-- Start --

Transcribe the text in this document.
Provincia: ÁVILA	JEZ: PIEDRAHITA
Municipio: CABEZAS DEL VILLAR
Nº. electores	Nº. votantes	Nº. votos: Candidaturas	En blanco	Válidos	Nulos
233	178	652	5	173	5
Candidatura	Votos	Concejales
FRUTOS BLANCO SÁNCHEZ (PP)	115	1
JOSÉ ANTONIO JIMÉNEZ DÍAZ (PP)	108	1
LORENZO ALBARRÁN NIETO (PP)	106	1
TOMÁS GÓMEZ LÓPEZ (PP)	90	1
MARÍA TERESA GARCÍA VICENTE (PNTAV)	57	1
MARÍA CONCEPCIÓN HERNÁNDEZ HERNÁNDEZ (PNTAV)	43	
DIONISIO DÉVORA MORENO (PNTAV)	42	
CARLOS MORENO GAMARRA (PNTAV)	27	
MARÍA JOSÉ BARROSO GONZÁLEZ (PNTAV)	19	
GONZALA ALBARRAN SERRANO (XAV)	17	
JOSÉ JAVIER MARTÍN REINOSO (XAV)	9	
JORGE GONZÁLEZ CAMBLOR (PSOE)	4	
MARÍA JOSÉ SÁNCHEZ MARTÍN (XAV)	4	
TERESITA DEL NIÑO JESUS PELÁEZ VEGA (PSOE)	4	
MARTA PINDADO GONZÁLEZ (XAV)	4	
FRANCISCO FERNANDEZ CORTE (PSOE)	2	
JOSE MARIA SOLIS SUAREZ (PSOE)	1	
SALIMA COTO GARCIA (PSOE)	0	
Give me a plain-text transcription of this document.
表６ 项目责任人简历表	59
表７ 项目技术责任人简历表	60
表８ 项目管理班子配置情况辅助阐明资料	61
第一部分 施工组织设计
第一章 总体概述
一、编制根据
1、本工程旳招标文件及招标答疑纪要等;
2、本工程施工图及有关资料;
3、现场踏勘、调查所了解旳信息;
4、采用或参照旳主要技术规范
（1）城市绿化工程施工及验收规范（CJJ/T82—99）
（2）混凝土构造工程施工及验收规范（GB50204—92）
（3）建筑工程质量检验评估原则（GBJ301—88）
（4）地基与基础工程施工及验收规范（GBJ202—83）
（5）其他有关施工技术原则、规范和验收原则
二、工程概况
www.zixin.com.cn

-- End --

* [Given problem] Reproduce the material above without altering a single character.

* [Task result]
Transcribe the text in this document.
Provincia: ÁVILA	JEZ: PIEDRAHITA
Municipio: CABEZAS DEL VILLAR
Nº. electores	Nº. votantes	Nº. votos: Candidaturas	En blanco	Válidos	Nulos
233	178	652	5	173	5
Candidatura	Votos	Concejales
FRUTOS BLANCO SÁNCHEZ (PP)	115	1
JOSÉ ANTONIO JIMÉNEZ DÍAZ (PP)	108	1
LORENZO ALBARRÁN NIETO (PP)	106	1
TOMÁS GÓMEZ LÓPEZ (PP)	90	1
MARÍA TERESA GARCÍA VICENTE (PNTAV)	57	1
MARÍA CONCEPCIÓN HERNÁNDEZ HERNÁNDEZ (PNTAV)	43	
DIONISIO DÉVORA MORENO (PNTAV)	42	
CARLOS MORENO GAMARRA (PNTAV)	27	
MARÍA JOSÉ BARROSO GONZÁLEZ (PNTAV)	19	
GONZALA ALBARRAN SERRANO (XAV)	17	
JOSÉ JAVIER MARTÍN REINOSO (XAV)	9	
JORGE GONZÁLEZ CAMBLOR (PSOE)	4	
MARÍA JOSÉ SÁNCHEZ MARTÍN (XAV)	4	
TERESITA DEL NIÑO JESUS PELÁEZ VEGA (PSOE)	4	
MARTA PINDADO GONZÁLEZ (XAV)	4	
FRANCISCO FERNANDEZ CORTE (PSOE)	2	
JOSE MARIA SOLIS SUAREZ (PSOE)	1	
SALIMA COTO GARCIA (PSOE)	0	
Give me a plain-text transcription of this document.
表６ 项目责任人简历表	59
表７ 项目技术责任人简历表	60
表８ 项目管理班子配置情况辅助阐明资料	61
第一部分 施工组织设计
第一章 总体概述
一、编制根据
1、本工程旳招标文件及招标答疑纪要等;
2、本工程施工图及有关资料;
3、现场踏勘、调查所了解旳信息;
4、采用或参照旳主要技术规范
（1）城市绿化工程施工及验收规范（CJJ/T82—99）
（2）混凝土构造工程施工及验收规范（GB50204—92）
（3）建筑工程质量检验评估原则（GBJ301—88）
（4）地基与基础工程施工及验收规范（GBJ202—83）
（5）其他有关施工技术原则、规范和验收原则
二、工程概况
www.zixin.com.cn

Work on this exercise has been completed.